====== Material for this task ======

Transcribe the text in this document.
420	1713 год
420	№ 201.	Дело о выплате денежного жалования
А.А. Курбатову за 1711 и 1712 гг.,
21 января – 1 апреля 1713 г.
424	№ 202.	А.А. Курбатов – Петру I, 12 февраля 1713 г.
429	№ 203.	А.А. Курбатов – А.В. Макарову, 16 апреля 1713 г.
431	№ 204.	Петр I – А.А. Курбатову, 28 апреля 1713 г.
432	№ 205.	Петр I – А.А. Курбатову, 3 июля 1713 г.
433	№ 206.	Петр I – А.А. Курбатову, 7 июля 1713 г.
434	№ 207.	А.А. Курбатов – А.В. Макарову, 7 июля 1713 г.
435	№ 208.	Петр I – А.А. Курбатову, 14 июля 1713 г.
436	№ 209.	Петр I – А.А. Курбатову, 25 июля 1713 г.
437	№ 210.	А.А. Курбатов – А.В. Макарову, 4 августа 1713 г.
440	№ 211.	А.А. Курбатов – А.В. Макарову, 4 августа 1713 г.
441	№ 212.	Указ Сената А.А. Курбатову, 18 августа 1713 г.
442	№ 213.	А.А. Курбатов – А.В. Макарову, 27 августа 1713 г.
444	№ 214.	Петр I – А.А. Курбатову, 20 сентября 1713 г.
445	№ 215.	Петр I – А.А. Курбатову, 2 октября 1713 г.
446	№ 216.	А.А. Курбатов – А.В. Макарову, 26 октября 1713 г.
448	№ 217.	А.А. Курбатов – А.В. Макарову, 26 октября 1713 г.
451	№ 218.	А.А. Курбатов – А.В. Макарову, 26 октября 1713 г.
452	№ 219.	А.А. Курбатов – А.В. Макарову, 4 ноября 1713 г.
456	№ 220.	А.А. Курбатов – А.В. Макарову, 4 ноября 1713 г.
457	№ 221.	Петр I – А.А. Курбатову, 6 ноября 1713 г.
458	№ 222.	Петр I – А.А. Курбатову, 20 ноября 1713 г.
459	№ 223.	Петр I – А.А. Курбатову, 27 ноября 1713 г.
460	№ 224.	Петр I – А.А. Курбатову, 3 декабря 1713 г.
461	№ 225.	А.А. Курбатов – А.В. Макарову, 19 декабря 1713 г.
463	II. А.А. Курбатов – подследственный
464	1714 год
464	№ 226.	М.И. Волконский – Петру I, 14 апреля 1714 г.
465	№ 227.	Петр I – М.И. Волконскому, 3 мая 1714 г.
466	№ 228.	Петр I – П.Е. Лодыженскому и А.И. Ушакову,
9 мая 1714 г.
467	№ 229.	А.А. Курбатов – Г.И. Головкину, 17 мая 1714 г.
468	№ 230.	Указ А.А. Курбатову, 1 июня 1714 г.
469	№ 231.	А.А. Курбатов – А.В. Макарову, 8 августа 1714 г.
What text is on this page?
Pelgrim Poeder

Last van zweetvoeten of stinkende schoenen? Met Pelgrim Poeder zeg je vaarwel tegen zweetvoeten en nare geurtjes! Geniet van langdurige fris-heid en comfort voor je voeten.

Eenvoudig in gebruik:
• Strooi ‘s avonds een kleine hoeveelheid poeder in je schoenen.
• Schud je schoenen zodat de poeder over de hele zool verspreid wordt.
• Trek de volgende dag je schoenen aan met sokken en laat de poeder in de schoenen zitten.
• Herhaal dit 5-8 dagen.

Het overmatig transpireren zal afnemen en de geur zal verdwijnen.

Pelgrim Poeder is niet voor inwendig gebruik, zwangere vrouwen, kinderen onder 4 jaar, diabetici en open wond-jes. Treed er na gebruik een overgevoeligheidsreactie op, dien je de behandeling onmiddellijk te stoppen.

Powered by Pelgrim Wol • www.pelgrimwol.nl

======

### What you should do
All of the lines above must be returned exactly.

### Task result
Transcribe the text in this document.
420	1713 год
420	№ 201.	Дело о выплате денежного жалования
А.А. Курбатову за 1711 и 1712 гг.,
21 января – 1 апреля 1713 г.
424	№ 202.	А.А. Курбатов – Петру I, 12 февраля 1713 г.
429	№ 203.	А.А. Курбатов – А.В. Макарову, 16 апреля 1713 г.
431	№ 204.	Петр I – А.А. Курбатову, 28 апреля 1713 г.
432	№ 205.	Петр I – А.А. Курбатову, 3 июля 1713 г.
433	№ 206.	Петр I – А.А. Курбатову, 7 июля 1713 г.
434	№ 207.	А.А. Курбатов – А.В. Макарову, 7 июля 1713 г.
435	№ 208.	Петр I – А.А. Курбатову, 14 июля 1713 г.
436	№ 209.	Петр I – А.А. Курбатову, 25 июля 1713 г.
437	№ 210.	А.А. Курбатов – А.В. Макарову, 4 августа 1713 г.
440	№ 211.	А.А. Курбатов – А.В. Макарову, 4 августа 1713 г.
441	№ 212.	Указ Сената А.А. Курбатову, 18 августа 1713 г.
442	№ 213.	А.А. Курбатов – А.В. Макарову, 27 августа 1713 г.
444	№ 214.	Петр I – А.А. Курбатову, 20 сентября 1713 г.
445	№ 215.	Петр I – А.А. Курбатову, 2 октября 1713 г.
446	№ 216.	А.А. Курбатов – А.В. Макарову, 26 октября 1713 г.
448	№ 217.	А.А. Курбатов – А.В. Макарову, 26 октября 1713 г.
451	№ 218.	А.А. Курбатов – А.В. Макарову, 26 октября 1713 г.
452	№ 219.	А.А. Курбатов – А.В. Макарову, 4 ноября 1713 г.
456	№ 220.	А.А. Курбатов – А.В. Макарову, 4 ноября 1713 г.
457	№ 221.	Петр I – А.А. Курбатову, 6 ноября 1713 г.
458	№ 222.	Петр I – А.А. Курбатову, 20 ноября 1713 г.
459	№ 223.	Петр I – А.А. Курбатову, 27 ноября 1713 г.
460	№ 224.	Петр I – А.А. Курбатову, 3 декабря 1713 г.
461	№ 225.	А.А. Курбатов – А.В. Макарову, 19 декабря 1713 г.
463	II. А.А. Курбатов – подследственный
464	1714 год
464	№ 226.	М.И. Волконский – Петру I, 14 апреля 1714 г.
465	№ 227.	Петр I – М.И. Волконскому, 3 мая 1714 г.
466	№ 228.	Петр I – П.Е. Лодыженскому и А.И. Ушакову,
9 мая 1714 г.
467	№ 229.	А.А. Курбатов – Г.И. Головкину, 17 мая 1714 г.
468	№ 230.	Указ А.А. Курбатову, 1 июня 1714 г.
469	№ 231.	А.А. Курбатов – А.В. Макарову, 8 августа 1714 г.
What text is on this page?
Pelgrim Poeder

Last van zweetvoeten of stinkende schoenen? Met Pelgrim Poeder zeg je vaarwel tegen zweetvoeten en nare geurtjes! Geniet van langdurige fris-heid en comfort voor je voeten.

Eenvoudig in gebruik:
• Strooi ‘s avonds een kleine hoeveelheid poeder in je schoenen.
• Schud je schoenen zodat de poeder over de hele zool verspreid wordt.
• Trek de volgende dag je schoenen aan met sokken en laat de poeder in de schoenen zitten.
• Herhaal dit 5-8 dagen.

Het overmatig transpireren zal afnemen en de geur zal verdwijnen.

Pelgrim Poeder is niet voor inwendig gebruik, zwangere vrouwen, kinderen onder 4 jaar, diabetici en open wond-jes. Treed er na gebruik een overgevoeligheidsreactie op, dien je de behandeling onmiddellijk te stoppen.

Powered by Pelgrim Wol • www.pelgrimwol.nl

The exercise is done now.